> _WRITTEN INSTRUCTION_: Reply only with how many lines contain the word "cansalada".
* * * * *
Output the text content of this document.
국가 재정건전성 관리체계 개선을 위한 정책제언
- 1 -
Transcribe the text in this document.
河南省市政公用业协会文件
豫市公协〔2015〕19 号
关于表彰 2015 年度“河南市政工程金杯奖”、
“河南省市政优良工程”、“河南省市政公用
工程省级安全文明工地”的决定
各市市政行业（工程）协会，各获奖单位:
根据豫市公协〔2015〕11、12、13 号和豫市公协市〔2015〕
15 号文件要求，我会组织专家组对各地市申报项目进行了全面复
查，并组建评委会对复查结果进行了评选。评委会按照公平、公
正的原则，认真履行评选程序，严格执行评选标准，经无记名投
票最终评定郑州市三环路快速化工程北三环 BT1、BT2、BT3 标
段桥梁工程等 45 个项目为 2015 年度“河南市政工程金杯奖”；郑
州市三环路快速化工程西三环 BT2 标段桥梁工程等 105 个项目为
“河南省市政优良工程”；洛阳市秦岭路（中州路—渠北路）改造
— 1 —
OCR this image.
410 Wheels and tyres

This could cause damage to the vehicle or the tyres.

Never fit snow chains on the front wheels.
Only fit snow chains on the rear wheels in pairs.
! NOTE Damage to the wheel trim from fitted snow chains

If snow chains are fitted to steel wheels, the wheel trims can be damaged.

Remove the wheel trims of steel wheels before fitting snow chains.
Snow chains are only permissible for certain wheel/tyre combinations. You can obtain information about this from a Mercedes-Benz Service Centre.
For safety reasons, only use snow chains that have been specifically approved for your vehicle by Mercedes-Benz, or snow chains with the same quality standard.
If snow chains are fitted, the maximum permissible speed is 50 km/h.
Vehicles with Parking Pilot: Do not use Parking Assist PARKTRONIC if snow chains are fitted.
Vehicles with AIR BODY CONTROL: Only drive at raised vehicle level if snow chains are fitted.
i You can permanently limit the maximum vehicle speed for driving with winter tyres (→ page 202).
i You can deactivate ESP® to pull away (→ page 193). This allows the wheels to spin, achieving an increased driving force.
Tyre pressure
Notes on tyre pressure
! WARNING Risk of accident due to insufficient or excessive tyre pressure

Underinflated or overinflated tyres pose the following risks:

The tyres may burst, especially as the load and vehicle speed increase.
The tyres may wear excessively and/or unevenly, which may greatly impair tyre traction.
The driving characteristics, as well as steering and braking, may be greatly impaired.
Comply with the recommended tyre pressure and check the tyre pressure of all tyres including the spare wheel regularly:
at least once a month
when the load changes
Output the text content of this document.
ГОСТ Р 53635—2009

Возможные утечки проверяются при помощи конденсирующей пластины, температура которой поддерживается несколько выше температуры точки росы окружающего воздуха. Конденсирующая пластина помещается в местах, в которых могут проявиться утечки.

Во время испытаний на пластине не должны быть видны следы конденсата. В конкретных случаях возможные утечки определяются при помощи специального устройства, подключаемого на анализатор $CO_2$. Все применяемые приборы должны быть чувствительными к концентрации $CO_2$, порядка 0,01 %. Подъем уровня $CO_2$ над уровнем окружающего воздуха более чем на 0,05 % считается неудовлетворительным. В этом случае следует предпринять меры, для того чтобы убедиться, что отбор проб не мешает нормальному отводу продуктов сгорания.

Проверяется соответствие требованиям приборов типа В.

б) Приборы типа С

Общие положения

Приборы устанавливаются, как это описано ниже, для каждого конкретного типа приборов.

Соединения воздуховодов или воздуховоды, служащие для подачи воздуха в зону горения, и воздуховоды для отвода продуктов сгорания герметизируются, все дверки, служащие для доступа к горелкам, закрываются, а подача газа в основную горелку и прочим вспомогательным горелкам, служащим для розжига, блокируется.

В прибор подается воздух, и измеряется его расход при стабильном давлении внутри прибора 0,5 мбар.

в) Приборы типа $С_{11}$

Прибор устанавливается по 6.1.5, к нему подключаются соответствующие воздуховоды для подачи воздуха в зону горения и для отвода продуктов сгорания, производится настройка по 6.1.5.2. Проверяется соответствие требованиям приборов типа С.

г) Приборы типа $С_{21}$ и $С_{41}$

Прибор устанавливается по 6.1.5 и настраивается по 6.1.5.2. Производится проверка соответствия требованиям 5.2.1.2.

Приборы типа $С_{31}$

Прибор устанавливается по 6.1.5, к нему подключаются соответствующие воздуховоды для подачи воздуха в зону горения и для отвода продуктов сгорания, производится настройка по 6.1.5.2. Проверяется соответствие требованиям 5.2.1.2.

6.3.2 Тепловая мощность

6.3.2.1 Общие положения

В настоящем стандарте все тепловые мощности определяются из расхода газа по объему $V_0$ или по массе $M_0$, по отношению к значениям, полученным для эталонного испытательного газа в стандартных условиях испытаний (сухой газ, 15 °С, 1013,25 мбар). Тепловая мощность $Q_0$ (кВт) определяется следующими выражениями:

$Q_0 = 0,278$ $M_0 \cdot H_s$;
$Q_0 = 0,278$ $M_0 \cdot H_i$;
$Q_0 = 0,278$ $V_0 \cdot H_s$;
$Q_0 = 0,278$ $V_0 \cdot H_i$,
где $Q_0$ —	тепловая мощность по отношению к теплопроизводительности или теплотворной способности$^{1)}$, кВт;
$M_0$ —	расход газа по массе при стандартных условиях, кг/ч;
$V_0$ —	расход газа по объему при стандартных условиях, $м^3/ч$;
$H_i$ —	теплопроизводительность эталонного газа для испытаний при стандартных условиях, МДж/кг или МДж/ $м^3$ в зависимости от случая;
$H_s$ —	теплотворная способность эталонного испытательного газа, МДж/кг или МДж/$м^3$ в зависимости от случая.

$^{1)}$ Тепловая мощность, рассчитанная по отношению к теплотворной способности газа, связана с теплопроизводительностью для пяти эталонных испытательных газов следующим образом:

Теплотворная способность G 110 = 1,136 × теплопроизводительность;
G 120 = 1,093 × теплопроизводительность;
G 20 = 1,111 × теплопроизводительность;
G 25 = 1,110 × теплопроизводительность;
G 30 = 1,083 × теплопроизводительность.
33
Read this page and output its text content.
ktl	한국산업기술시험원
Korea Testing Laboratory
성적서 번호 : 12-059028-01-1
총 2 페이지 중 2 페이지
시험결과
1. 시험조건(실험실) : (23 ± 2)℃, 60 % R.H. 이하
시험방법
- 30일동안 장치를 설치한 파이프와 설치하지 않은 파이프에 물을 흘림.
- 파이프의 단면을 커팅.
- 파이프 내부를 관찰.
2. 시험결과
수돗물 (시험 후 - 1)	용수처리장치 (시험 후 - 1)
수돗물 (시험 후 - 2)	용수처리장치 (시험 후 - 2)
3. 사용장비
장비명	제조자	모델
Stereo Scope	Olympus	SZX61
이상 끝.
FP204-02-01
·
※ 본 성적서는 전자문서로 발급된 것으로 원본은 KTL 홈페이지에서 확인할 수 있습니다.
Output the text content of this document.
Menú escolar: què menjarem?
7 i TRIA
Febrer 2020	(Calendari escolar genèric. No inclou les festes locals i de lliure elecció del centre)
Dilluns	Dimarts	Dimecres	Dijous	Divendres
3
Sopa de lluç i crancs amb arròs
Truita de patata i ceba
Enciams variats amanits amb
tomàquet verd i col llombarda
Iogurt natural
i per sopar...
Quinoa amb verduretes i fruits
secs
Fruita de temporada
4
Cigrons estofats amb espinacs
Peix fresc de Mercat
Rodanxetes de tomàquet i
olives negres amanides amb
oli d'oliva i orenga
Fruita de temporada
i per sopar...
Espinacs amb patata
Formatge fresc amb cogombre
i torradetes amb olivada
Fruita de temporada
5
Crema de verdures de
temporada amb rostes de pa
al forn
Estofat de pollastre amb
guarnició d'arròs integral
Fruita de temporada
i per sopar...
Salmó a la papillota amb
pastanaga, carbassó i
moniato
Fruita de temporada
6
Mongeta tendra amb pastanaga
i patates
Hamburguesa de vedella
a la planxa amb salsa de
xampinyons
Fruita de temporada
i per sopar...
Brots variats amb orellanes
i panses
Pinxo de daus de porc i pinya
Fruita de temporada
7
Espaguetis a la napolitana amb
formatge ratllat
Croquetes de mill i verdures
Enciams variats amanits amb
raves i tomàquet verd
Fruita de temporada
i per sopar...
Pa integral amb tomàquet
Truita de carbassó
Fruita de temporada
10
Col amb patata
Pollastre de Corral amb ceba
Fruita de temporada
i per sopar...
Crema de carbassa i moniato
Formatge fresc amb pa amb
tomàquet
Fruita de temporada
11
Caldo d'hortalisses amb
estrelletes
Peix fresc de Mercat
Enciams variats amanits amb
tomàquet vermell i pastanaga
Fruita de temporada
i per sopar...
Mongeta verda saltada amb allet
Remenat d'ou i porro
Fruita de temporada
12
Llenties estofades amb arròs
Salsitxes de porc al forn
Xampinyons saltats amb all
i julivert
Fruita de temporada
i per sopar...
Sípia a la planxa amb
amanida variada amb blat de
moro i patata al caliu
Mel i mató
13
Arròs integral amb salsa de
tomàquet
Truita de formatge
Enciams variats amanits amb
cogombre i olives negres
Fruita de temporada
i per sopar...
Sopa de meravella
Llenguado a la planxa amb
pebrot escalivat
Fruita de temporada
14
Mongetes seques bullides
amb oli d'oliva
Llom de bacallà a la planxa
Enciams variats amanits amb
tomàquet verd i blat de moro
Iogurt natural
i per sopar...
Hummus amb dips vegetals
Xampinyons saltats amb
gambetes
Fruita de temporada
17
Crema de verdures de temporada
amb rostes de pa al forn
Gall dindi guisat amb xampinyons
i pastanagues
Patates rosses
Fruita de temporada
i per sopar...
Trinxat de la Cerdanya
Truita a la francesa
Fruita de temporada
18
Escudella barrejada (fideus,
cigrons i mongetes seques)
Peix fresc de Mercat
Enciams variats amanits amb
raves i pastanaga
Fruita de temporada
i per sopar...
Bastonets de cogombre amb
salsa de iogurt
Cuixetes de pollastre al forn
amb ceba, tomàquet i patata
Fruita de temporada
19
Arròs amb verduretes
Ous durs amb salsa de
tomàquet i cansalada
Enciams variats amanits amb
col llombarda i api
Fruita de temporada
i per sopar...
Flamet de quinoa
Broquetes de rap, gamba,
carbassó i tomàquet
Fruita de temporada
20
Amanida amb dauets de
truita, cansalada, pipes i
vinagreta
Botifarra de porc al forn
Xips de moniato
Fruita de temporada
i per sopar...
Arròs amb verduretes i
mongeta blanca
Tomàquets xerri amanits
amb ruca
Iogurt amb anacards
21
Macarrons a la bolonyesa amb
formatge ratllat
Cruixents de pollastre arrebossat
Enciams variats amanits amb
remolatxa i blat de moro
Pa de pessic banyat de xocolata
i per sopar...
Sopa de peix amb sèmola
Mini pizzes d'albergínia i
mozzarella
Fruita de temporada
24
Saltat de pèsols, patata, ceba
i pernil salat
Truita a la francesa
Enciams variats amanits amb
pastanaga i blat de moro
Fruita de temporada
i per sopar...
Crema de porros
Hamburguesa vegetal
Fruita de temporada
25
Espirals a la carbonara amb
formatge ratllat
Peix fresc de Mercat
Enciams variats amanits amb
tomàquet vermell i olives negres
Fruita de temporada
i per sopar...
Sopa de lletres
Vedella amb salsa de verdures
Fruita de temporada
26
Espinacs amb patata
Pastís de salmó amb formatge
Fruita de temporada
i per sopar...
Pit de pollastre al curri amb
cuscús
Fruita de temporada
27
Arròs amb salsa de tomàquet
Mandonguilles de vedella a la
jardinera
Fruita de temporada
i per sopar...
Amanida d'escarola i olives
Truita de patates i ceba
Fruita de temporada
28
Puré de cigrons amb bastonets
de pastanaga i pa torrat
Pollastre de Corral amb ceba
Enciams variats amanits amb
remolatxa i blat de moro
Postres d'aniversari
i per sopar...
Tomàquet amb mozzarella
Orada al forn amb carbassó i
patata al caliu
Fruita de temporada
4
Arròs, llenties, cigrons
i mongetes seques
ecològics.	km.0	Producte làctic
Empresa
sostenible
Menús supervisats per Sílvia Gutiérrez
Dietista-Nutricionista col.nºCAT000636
* * * * *
> _FINAL RESULT_: 2